-- BEGIN SUPPLIED MATERIAL --

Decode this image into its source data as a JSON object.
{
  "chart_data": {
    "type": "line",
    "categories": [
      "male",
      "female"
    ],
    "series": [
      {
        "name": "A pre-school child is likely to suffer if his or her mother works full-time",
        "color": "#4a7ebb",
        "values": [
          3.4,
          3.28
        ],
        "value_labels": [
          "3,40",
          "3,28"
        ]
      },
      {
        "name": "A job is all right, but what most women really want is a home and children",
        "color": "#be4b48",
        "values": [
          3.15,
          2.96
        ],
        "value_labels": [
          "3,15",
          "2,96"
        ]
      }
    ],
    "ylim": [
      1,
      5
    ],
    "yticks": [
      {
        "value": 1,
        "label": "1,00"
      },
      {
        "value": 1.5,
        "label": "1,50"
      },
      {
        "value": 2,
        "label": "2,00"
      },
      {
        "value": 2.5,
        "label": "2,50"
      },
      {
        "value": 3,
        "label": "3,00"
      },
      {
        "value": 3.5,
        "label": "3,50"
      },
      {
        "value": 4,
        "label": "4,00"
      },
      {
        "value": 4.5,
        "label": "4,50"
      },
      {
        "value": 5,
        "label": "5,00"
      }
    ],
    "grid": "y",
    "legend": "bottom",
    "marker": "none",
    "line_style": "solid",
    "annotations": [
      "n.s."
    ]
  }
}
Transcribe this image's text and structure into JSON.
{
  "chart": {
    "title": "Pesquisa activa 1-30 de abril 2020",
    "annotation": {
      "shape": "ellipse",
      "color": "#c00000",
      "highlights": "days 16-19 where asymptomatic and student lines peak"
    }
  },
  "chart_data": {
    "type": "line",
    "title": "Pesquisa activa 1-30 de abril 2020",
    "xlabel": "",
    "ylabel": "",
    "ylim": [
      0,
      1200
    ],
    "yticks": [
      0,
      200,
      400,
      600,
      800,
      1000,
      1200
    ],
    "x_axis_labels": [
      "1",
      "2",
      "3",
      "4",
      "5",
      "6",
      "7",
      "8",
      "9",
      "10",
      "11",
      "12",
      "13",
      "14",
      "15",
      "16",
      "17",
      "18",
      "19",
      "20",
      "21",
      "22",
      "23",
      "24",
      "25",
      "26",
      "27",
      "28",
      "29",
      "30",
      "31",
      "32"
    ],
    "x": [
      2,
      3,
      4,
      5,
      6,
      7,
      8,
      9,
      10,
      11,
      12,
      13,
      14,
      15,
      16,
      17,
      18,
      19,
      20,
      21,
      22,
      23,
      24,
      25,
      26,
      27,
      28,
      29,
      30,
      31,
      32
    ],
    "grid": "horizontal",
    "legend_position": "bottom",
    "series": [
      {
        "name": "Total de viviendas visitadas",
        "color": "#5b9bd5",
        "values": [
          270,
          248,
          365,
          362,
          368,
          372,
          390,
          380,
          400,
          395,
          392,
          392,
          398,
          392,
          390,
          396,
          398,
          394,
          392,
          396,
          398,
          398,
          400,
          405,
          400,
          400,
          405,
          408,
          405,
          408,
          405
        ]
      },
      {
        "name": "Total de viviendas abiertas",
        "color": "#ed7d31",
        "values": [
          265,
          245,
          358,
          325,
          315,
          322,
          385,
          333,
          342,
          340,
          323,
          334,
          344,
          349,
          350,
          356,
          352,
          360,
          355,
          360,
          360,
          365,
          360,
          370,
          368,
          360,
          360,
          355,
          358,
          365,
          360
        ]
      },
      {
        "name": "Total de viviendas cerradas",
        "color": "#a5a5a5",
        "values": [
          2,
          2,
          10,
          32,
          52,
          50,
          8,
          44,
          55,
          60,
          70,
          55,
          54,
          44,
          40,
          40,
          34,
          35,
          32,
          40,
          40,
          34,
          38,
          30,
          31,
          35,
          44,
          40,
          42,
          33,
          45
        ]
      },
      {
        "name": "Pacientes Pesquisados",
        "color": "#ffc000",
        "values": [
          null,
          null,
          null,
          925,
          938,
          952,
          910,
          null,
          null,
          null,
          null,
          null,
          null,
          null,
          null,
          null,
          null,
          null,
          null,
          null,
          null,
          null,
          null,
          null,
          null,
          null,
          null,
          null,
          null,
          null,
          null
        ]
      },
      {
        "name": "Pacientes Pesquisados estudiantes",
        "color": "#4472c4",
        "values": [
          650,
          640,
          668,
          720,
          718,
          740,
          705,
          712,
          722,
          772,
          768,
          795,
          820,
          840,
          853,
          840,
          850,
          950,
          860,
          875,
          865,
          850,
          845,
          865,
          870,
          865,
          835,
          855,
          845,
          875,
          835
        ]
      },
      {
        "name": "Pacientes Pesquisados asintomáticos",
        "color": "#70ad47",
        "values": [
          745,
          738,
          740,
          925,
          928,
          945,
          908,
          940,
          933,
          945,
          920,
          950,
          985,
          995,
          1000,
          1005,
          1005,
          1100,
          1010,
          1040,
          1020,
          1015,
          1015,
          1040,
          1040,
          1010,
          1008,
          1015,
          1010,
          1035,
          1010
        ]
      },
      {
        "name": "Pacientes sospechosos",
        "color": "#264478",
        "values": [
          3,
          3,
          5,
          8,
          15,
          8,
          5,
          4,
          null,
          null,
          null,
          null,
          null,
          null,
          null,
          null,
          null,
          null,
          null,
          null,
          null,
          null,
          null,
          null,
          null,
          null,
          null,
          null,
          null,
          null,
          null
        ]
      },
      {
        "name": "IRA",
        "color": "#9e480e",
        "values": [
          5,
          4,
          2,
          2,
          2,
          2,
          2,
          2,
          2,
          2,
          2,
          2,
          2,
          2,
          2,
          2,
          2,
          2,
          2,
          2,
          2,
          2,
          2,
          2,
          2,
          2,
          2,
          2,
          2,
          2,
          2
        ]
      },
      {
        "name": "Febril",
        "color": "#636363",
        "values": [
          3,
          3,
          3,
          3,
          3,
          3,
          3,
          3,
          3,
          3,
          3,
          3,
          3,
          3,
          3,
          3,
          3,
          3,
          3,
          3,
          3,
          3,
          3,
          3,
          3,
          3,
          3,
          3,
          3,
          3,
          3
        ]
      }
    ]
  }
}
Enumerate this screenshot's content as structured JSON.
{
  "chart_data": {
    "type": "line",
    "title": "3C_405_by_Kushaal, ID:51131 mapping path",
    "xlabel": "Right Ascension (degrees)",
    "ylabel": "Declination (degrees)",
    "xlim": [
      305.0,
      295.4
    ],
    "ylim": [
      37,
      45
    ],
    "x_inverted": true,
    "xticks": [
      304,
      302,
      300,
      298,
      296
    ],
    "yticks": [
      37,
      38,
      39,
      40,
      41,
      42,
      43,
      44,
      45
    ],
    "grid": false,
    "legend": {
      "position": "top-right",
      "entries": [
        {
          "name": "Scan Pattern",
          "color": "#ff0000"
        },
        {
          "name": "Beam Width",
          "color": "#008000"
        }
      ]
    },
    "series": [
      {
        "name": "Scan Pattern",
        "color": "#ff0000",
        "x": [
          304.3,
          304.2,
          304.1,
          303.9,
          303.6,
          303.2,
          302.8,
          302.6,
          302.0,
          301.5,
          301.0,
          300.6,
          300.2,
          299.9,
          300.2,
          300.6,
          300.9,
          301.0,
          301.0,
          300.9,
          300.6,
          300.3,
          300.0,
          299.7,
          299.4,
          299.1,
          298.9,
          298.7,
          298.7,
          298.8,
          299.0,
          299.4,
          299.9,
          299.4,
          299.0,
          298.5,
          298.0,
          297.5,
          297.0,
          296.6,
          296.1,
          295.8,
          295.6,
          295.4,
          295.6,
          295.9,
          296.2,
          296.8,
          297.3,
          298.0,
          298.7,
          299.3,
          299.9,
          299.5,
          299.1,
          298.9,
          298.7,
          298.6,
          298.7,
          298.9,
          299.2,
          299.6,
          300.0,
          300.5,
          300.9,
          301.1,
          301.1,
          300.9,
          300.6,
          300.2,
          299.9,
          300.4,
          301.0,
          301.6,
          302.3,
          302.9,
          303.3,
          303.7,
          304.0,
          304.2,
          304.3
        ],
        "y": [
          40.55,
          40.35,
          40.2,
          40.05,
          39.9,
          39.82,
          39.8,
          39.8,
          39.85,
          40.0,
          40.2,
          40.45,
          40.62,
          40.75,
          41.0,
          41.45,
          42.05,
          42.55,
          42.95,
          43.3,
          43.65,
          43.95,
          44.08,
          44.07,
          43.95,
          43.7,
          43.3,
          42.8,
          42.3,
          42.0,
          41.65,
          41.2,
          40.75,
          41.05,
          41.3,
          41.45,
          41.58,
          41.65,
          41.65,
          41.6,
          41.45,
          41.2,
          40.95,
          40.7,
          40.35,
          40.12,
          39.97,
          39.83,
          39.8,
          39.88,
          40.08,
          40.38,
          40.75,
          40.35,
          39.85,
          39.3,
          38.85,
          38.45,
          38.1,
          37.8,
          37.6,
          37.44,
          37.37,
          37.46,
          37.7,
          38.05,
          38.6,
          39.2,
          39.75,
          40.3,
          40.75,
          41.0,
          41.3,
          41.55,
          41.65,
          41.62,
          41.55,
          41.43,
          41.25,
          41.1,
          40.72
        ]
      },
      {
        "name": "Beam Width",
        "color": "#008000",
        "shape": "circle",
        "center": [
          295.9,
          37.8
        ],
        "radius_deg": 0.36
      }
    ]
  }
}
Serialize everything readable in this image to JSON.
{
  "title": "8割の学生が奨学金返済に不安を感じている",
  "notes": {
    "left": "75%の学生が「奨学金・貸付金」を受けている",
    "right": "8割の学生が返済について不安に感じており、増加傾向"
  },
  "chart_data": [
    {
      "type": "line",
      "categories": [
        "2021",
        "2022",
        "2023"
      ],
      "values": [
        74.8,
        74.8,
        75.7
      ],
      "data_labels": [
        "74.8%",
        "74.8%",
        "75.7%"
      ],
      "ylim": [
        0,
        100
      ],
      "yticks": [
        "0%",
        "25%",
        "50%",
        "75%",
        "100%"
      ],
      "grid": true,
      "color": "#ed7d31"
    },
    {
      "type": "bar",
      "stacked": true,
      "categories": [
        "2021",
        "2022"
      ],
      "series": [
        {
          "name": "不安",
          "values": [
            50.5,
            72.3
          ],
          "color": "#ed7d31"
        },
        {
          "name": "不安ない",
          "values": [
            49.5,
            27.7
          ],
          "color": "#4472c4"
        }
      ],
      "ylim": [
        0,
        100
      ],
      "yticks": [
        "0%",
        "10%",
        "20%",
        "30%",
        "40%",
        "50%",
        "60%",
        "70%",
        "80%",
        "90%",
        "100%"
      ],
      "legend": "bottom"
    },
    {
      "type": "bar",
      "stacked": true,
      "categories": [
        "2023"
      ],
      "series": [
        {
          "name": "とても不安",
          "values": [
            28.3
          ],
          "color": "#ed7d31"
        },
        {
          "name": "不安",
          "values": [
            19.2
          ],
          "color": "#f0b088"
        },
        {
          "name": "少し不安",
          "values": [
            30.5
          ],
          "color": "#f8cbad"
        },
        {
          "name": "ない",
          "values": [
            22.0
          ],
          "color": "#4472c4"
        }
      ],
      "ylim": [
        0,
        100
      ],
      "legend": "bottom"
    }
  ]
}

-- END SUPPLIED MATERIAL --

* INSTRUCTION:
The records are above. How many lines in them contain the word "ylabel"? Give the number alone.

* WORKED SOLUTION:
2